#### WRITTEN INSTRUCTION:
Quote all lines below exactly. Images stay out.

———

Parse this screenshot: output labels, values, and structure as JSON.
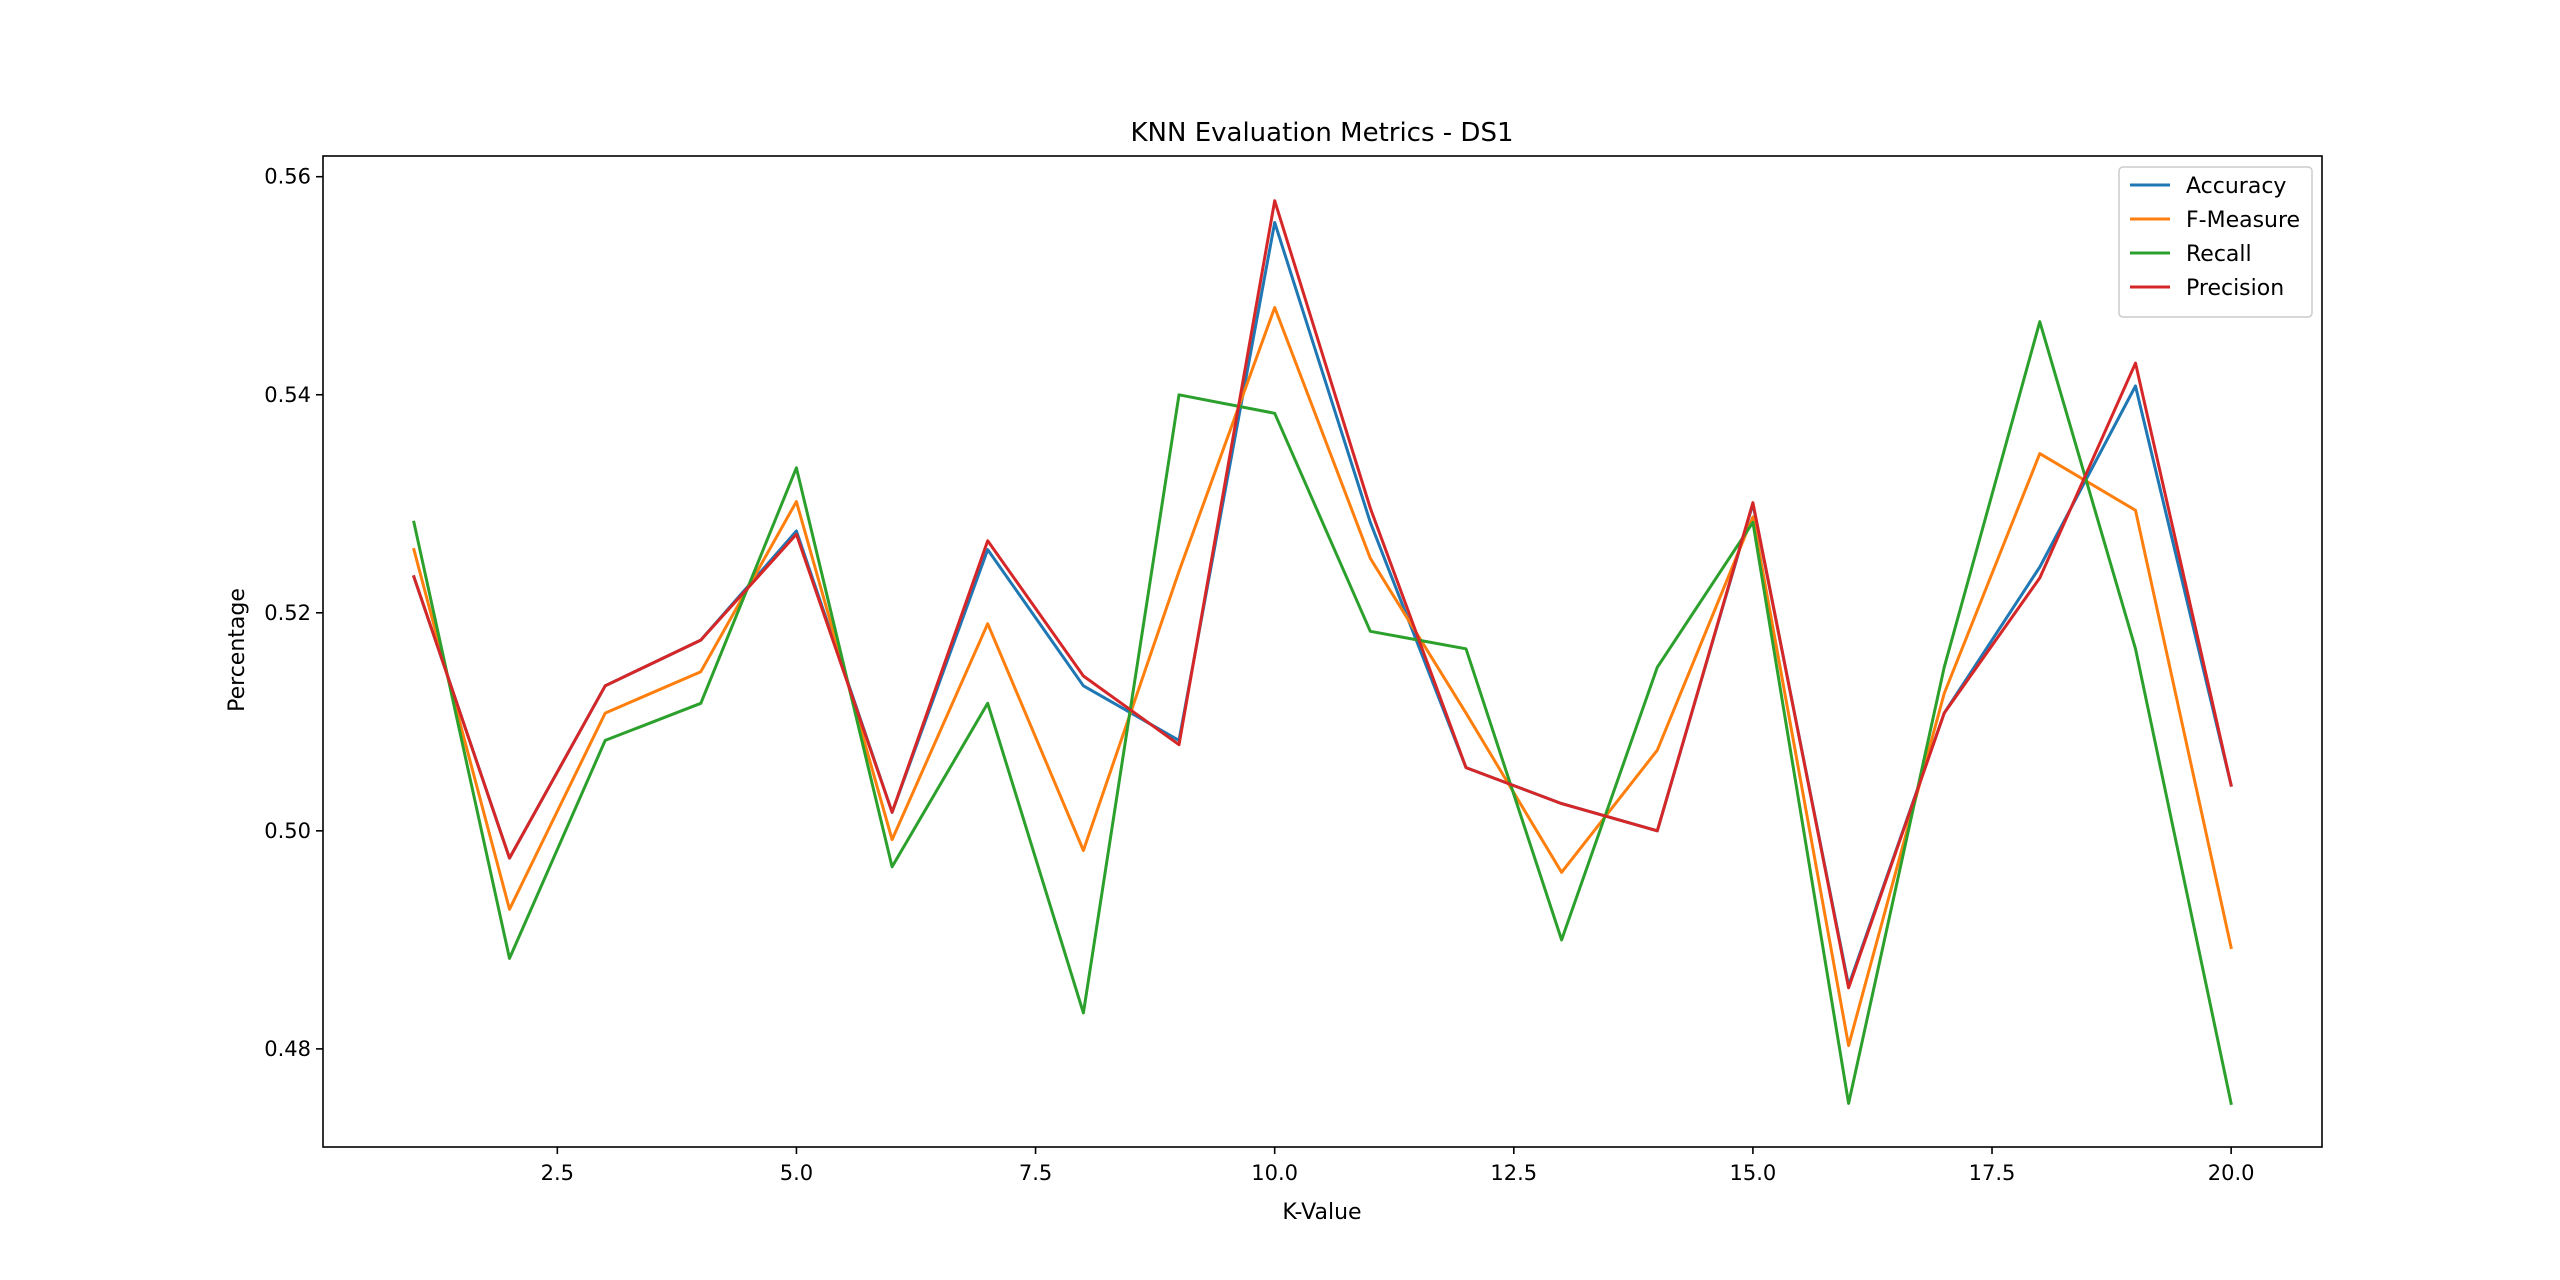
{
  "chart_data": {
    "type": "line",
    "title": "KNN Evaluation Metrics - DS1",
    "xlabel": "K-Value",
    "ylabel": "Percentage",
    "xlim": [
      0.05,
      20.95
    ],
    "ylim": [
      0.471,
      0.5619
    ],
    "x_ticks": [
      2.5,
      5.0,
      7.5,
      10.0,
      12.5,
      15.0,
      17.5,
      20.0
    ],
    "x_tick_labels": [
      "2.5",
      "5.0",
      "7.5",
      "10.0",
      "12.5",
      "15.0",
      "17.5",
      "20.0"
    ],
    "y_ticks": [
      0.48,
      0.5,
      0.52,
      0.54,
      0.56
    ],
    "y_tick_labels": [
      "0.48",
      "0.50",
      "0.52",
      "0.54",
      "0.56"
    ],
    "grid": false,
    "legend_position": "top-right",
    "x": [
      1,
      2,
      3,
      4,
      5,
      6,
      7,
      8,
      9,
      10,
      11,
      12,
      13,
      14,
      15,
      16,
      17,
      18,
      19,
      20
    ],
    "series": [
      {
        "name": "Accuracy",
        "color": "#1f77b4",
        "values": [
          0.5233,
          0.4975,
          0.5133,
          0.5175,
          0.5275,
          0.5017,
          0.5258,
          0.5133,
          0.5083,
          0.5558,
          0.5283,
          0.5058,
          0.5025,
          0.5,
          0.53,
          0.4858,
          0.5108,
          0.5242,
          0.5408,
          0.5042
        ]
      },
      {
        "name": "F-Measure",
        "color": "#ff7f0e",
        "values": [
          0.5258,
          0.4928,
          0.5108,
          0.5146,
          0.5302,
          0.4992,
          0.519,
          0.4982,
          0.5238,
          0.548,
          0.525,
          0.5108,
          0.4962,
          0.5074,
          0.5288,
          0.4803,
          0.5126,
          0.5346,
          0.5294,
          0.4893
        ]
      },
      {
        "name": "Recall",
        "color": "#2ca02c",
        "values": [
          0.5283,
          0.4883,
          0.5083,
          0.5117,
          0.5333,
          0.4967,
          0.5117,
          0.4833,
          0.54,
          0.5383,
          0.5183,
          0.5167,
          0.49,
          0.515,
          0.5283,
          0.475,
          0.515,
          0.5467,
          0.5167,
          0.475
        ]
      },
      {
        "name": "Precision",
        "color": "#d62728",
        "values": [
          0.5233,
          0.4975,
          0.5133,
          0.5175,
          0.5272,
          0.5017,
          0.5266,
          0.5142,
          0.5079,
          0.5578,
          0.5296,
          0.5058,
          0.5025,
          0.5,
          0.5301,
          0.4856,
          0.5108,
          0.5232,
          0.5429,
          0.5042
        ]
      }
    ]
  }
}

———

#### ANSWER TO THE EXERCISE:
Parse this screenshot: output labels, values, and structure as JSON.
{
  "chart_data": {
    "type": "line",
    "title": "KNN Evaluation Metrics - DS1",
    "xlabel": "K-Value",
    "ylabel": "Percentage",
    "xlim": [
      0.05,
      20.95
    ],
    "ylim": [
      0.471,
      0.5619
    ],
    "x_ticks": [
      2.5,
      5.0,
      7.5,
      10.0,
      12.5,
      15.0,
      17.5,
      20.0
    ],
    "x_tick_labels": [
      "2.5",
      "5.0",
      "7.5",
      "10.0",
      "12.5",
      "15.0",
      "17.5",
      "20.0"
    ],
    "y_ticks": [
      0.48,
      0.5,
      0.52,
      0.54,
      0.56
    ],
    "y_tick_labels": [
      "0.48",
      "0.50",
      "0.52",
      "0.54",
      "0.56"
    ],
    "grid": false,
    "legend_position": "top-right",
    "x": [
      1,
      2,
      3,
      4,
      5,
      6,
      7,
      8,
      9,
      10,
      11,
      12,
      13,
      14,
      15,
      16,
      17,
      18,
      19,
      20
    ],
    "series": [
      {
        "name": "Accuracy",
        "color": "#1f77b4",
        "values": [
          0.5233,
          0.4975,
          0.5133,
          0.5175,
          0.5275,
          0.5017,
          0.5258,
          0.5133,
          0.5083,
          0.5558,
          0.5283,
          0.5058,
          0.5025,
          0.5,
          0.53,
          0.4858,
          0.5108,
          0.5242,
          0.5408,
          0.5042
        ]
      },
      {
        "name": "F-Measure",
        "color": "#ff7f0e",
        "values": [
          0.5258,
          0.4928,
          0.5108,
          0.5146,
          0.5302,
          0.4992,
          0.519,
          0.4982,
          0.5238,
          0.548,
          0.525,
          0.5108,
          0.4962,
          0.5074,
          0.5288,
          0.4803,
          0.5126,
          0.5346,
          0.5294,
          0.4893
        ]
      },
      {
        "name": "Recall",
        "color": "#2ca02c",
        "values": [
          0.5283,
          0.4883,
          0.5083,
          0.5117,
          0.5333,
          0.4967,
          0.5117,
          0.4833,
          0.54,
          0.5383,
          0.5183,
          0.5167,
          0.49,
          0.515,
          0.5283,
          0.475,
          0.515,
          0.5467,
          0.5167,
          0.475
        ]
      },
      {
        "name": "Precision",
        "color": "#d62728",
        "values": [
          0.5233,
          0.4975,
          0.5133,
          0.5175,
          0.5272,
          0.5017,
          0.5266,
          0.5142,
          0.5079,
          0.5578,
          0.5296,
          0.5058,
          0.5025,
          0.5,
          0.5301,
          0.4856,
          0.5108,
          0.5232,
          0.5429,
          0.5042
        ]
      }
    ]
  }
}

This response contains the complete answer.